**WHAT TO WORK ON**
Leave the pictures out, and retype all of the material exactly as written.
▬▬▬▬▬▬▬▬▬▬
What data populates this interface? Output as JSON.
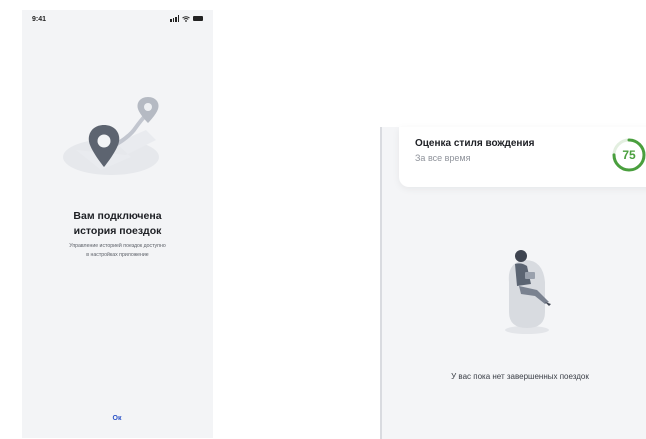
{
  "left_screen": {
    "status_bar": {
      "time": "9:41",
      "icons": [
        "signal-icon",
        "wifi-icon",
        "battery-icon"
      ]
    },
    "illustration": "route-pin-illustration",
    "title_line1": "Вам подключена",
    "title_line2": "история поездок",
    "description_line1": "Управление историей поездок доступно",
    "description_line2": "в настройках приложение",
    "ok_label": "Ок"
  },
  "right_screen": {
    "score_card": {
      "title": "Оценка стиля вождения",
      "subtitle": "За все время",
      "score": "75",
      "score_fraction": 0.75,
      "score_color": "#4a9f3e"
    },
    "illustration": "man-in-chair-illustration",
    "empty_message": "У вас пока нет завершенных поездок"
  },
  "colors": {
    "accent_blue": "#2b53c7",
    "text_dark": "#1d1f24",
    "background": "#f3f4f6"
  }
}
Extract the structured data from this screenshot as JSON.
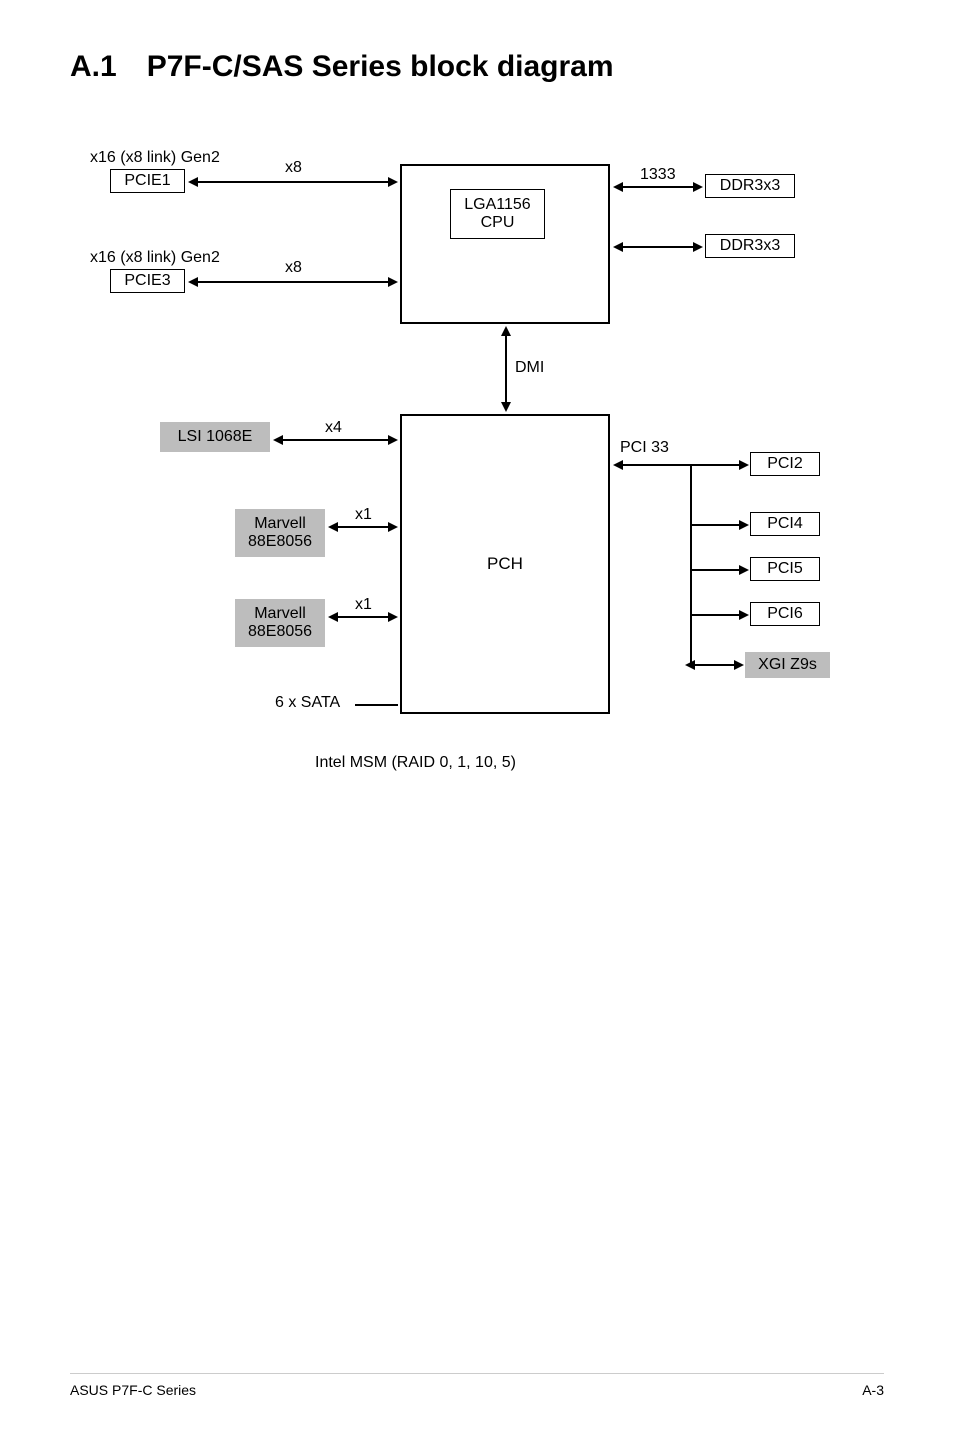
{
  "header": {
    "section_number": "A.1",
    "section_title": "P7F-C/SAS Series block diagram"
  },
  "labels": {
    "pcie1_desc": "x16 (x8 link) Gen2",
    "pcie3_desc": "x16 (x8 link) Gen2",
    "pcie1": "PCIE1",
    "pcie3": "PCIE3",
    "x8_a": "x8",
    "x8_b": "x8",
    "cpu": "LGA1156\nCPU",
    "speed1333": "1333",
    "ddr3_a": "DDR3x3",
    "ddr3_b": "DDR3x3",
    "dmi": "DMI",
    "lsi": "LSI 1068E",
    "x4": "x4",
    "marvell_a": "Marvell\n88E8056",
    "marvell_b": "Marvell\n88E8056",
    "x1_a": "x1",
    "x1_b": "x1",
    "pch": "PCH",
    "pci33": "PCI 33",
    "pci2": "PCI2",
    "pci4": "PCI4",
    "pci5": "PCI5",
    "pci6": "PCI6",
    "xgi": "XGI Z9s",
    "sata": "6 x SATA",
    "raid": "Intel MSM (RAID 0, 1, 10, 5)"
  },
  "footer": {
    "left": "ASUS P7F-C Series",
    "right": "A-3"
  }
}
▬▬▬▬▬▬▬▬▬▬
**FULL ANSWER**
What data populates this interface? Output as JSON.
{
  "left_screen": {
    "status_bar": {
      "time": "9:41",
      "icons": [
        "signal-icon",
        "wifi-icon",
        "battery-icon"
      ]
    },
    "illustration": "route-pin-illustration",
    "title_line1": "Вам подключена",
    "title_line2": "история поездок",
    "description_line1": "Управление историей поездок доступно",
    "description_line2": "в настройках приложение",
    "ok_label": "Ок"
  },
  "right_screen": {
    "score_card": {
      "title": "Оценка стиля вождения",
      "subtitle": "За все время",
      "score": "75",
      "score_fraction": 0.75,
      "score_color": "#4a9f3e"
    },
    "illustration": "man-in-chair-illustration",
    "empty_message": "У вас пока нет завершенных поездок"
  },
  "colors": {
    "accent_blue": "#2b53c7",
    "text_dark": "#1d1f24",
    "background": "#f3f4f6"
  }
}
Extract the structured data from this screenshot as JSON.
{
  "header": {
    "section_number": "A.1",
    "section_title": "P7F-C/SAS Series block diagram"
  },
  "labels": {
    "pcie1_desc": "x16 (x8 link) Gen2",
    "pcie3_desc": "x16 (x8 link) Gen2",
    "pcie1": "PCIE1",
    "pcie3": "PCIE3",
    "x8_a": "x8",
    "x8_b": "x8",
    "cpu": "LGA1156\nCPU",
    "speed1333": "1333",
    "ddr3_a": "DDR3x3",
    "ddr3_b": "DDR3x3",
    "dmi": "DMI",
    "lsi": "LSI 1068E",
    "x4": "x4",
    "marvell_a": "Marvell\n88E8056",
    "marvell_b": "Marvell\n88E8056",
    "x1_a": "x1",
    "x1_b": "x1",
    "pch": "PCH",
    "pci33": "PCI 33",
    "pci2": "PCI2",
    "pci4": "PCI4",
    "pci5": "PCI5",
    "pci6": "PCI6",
    "xgi": "XGI Z9s",
    "sata": "6 x SATA",
    "raid": "Intel MSM (RAID 0, 1, 10, 5)"
  },
  "footer": {
    "left": "ASUS P7F-C Series",
    "right": "A-3"
  }
}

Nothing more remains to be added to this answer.